Set task =
An exact reproduction of the records is required, with all images left out.

Extracted material =

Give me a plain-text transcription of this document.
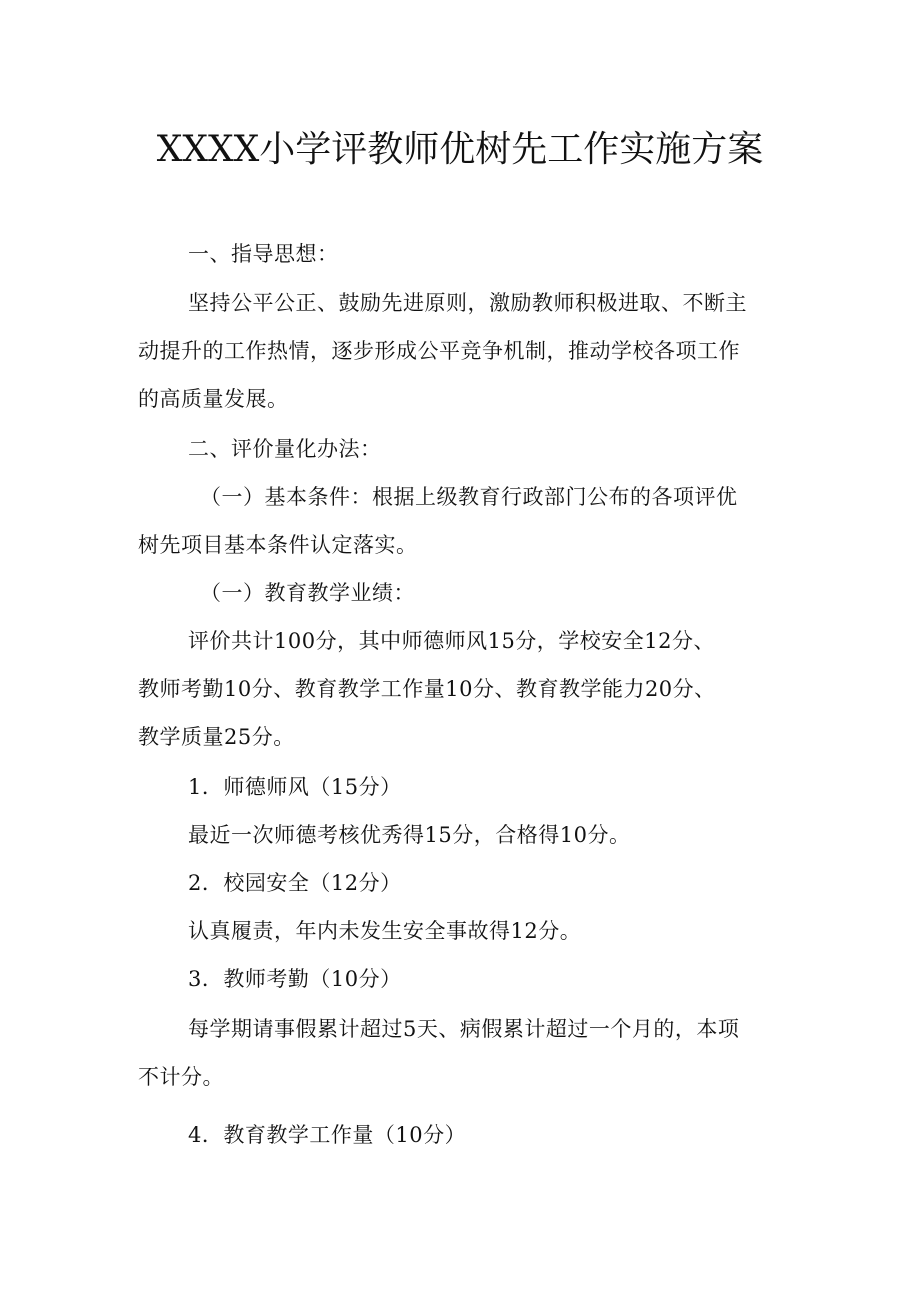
XXXX小学评教师优树先工作实施方案
一、指导思想：
坚持公平公正、鼓励先进原则，激励教师积极进取、不断主
动提升的工作热情，逐步形成公平竞争机制，推动学校各项工作
的高质量发展。
二、评价量化办法：
（一）基本条件：根据上级教育行政部门公布的各项评优
树先项目基本条件认定落实。
（一）教育教学业绩：
评价共计100分，其中师德师风15分，学校安全12分、
教师考勤10分、教育教学工作量10分、教育教学能力20分、
教学质量25分。
1．师德师风（15分）
最近一次师德考核优秀得15分，合格得10分。
2．校园安全（12分）
认真履责，年内未发生安全事故得12分。
3．教师考勤（10分）
每学期请事假累计超过5天、病假累计超过一个月的，本项
不计分。
4．教育教学工作量（10分）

Output below =
Give me a plain-text transcription of this document.
XXXX小学评教师优树先工作实施方案
一、指导思想：
坚持公平公正、鼓励先进原则，激励教师积极进取、不断主
动提升的工作热情，逐步形成公平竞争机制，推动学校各项工作
的高质量发展。
二、评价量化办法：
（一）基本条件：根据上级教育行政部门公布的各项评优
树先项目基本条件认定落实。
（一）教育教学业绩：
评价共计100分，其中师德师风15分，学校安全12分、
教师考勤10分、教育教学工作量10分、教育教学能力20分、
教学质量25分。
1．师德师风（15分）
最近一次师德考核优秀得15分，合格得10分。
2．校园安全（12分）
认真履责，年内未发生安全事故得12分。
3．教师考勤（10分）
每学期请事假累计超过5天、病假累计超过一个月的，本项
不计分。
4．教育教学工作量（10分）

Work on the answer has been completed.